## TASK TO CARRY OUT
Below are the entries; count the lines in them that contain the word "this" and give only the number.

---

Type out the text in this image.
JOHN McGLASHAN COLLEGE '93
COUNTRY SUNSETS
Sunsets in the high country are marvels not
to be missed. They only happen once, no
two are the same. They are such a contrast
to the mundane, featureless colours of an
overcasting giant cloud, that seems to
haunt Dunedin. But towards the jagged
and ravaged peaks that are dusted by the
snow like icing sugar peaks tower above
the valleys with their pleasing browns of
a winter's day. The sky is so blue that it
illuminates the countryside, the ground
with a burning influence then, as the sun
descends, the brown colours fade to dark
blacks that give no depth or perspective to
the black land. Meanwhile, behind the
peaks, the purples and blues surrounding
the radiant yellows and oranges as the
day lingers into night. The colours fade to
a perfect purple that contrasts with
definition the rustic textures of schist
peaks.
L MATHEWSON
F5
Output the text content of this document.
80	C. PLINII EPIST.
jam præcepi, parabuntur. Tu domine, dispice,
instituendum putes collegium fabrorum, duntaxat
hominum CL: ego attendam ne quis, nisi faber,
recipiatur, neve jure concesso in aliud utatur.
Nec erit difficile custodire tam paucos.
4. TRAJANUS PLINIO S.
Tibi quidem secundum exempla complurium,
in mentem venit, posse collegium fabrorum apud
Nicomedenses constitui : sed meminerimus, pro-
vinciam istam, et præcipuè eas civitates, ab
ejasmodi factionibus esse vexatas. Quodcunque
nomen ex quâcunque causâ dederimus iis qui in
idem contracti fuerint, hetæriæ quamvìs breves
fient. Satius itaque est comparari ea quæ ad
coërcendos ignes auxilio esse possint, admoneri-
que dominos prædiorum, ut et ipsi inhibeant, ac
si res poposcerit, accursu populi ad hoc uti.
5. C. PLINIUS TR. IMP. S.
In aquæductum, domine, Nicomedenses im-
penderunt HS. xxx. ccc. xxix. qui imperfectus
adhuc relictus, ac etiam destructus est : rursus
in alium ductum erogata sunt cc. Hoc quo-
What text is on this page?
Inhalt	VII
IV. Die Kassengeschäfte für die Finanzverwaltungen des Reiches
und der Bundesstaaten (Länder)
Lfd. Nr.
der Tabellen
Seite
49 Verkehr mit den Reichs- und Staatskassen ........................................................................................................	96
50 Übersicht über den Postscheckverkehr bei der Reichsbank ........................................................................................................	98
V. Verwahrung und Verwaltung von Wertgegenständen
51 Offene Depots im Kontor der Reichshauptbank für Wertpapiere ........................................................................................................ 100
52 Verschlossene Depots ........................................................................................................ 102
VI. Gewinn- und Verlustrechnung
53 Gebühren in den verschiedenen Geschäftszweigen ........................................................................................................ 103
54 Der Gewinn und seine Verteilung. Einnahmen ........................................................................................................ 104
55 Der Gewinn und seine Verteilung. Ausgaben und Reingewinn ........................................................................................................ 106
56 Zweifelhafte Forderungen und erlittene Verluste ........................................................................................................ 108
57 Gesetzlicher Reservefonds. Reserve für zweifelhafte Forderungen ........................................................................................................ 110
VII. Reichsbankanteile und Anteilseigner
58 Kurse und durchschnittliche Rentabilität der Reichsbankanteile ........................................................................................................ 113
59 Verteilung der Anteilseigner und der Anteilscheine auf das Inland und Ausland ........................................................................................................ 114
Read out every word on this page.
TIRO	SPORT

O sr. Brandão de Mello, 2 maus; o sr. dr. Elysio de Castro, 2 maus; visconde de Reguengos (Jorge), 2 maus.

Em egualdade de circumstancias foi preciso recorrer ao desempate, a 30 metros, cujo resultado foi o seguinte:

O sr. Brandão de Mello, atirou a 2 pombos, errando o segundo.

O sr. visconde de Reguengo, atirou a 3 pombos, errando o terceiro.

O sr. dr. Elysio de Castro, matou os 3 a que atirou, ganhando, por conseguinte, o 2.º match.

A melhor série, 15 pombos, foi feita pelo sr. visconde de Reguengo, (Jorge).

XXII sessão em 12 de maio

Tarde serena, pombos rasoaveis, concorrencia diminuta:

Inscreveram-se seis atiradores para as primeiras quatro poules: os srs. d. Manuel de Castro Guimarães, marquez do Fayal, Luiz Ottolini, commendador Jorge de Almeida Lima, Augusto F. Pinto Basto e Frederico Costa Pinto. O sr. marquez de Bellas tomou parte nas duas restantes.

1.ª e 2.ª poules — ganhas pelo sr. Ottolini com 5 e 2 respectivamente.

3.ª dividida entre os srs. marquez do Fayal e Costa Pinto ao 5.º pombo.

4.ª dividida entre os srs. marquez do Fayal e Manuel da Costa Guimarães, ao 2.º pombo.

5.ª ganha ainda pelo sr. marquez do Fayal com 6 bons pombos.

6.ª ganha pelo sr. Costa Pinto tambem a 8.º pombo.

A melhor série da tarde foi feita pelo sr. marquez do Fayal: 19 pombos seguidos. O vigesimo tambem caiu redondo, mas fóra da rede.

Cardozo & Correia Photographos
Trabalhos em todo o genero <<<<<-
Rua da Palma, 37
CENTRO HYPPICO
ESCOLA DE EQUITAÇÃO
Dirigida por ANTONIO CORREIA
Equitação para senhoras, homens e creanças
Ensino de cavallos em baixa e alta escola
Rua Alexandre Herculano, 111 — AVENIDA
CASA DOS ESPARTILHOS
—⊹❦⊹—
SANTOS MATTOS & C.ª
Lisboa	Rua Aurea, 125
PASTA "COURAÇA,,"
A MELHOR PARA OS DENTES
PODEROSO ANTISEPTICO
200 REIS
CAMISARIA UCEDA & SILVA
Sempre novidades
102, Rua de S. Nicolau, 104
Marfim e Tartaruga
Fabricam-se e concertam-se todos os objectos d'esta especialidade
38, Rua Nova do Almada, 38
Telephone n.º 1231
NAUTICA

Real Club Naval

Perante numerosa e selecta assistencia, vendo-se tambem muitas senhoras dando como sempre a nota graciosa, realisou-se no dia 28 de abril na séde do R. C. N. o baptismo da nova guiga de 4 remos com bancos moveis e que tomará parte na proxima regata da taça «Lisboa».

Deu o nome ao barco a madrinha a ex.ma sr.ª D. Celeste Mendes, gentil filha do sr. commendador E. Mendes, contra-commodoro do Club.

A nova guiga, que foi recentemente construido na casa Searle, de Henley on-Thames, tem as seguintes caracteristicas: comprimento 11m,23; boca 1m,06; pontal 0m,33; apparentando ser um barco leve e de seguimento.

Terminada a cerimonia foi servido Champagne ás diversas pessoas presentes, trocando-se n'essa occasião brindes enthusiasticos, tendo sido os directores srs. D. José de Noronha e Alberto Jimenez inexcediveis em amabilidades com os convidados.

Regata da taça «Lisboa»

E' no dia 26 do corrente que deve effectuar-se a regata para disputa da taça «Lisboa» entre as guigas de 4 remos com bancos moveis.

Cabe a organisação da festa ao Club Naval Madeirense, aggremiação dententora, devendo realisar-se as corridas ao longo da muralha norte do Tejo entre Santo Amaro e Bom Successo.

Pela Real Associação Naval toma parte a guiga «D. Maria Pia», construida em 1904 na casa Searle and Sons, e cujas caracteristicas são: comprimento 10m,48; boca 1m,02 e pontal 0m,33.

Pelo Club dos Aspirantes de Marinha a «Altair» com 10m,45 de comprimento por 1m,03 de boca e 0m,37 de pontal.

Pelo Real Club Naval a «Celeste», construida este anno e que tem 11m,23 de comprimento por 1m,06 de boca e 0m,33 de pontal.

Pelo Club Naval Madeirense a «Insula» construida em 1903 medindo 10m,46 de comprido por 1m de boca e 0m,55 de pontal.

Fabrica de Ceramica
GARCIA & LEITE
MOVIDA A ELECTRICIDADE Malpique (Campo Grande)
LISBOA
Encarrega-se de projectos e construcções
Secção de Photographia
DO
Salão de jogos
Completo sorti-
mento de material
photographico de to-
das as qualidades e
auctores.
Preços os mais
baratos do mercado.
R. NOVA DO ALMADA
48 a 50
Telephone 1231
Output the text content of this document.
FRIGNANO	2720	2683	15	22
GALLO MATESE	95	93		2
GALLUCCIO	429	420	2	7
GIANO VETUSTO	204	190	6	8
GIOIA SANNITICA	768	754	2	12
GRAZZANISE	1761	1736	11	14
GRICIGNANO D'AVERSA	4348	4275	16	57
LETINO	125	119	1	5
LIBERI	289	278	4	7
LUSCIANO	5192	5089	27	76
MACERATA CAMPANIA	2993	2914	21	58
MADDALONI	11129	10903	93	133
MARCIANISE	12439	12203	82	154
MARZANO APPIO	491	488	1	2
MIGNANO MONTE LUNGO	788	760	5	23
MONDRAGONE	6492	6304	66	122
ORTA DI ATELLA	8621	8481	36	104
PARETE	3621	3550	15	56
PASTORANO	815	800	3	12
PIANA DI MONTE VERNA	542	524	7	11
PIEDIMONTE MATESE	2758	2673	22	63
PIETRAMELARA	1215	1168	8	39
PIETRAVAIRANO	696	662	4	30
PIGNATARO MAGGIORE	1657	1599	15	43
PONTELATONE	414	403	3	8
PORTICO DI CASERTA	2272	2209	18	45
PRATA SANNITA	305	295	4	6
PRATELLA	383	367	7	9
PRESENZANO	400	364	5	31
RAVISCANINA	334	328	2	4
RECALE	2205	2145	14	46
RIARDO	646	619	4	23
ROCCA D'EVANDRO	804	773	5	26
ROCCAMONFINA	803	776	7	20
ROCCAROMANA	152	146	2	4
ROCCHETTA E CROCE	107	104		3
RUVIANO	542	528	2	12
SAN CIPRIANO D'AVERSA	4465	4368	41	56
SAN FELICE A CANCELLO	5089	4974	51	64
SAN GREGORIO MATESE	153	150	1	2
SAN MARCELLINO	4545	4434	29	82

---

## TASK RESULT
5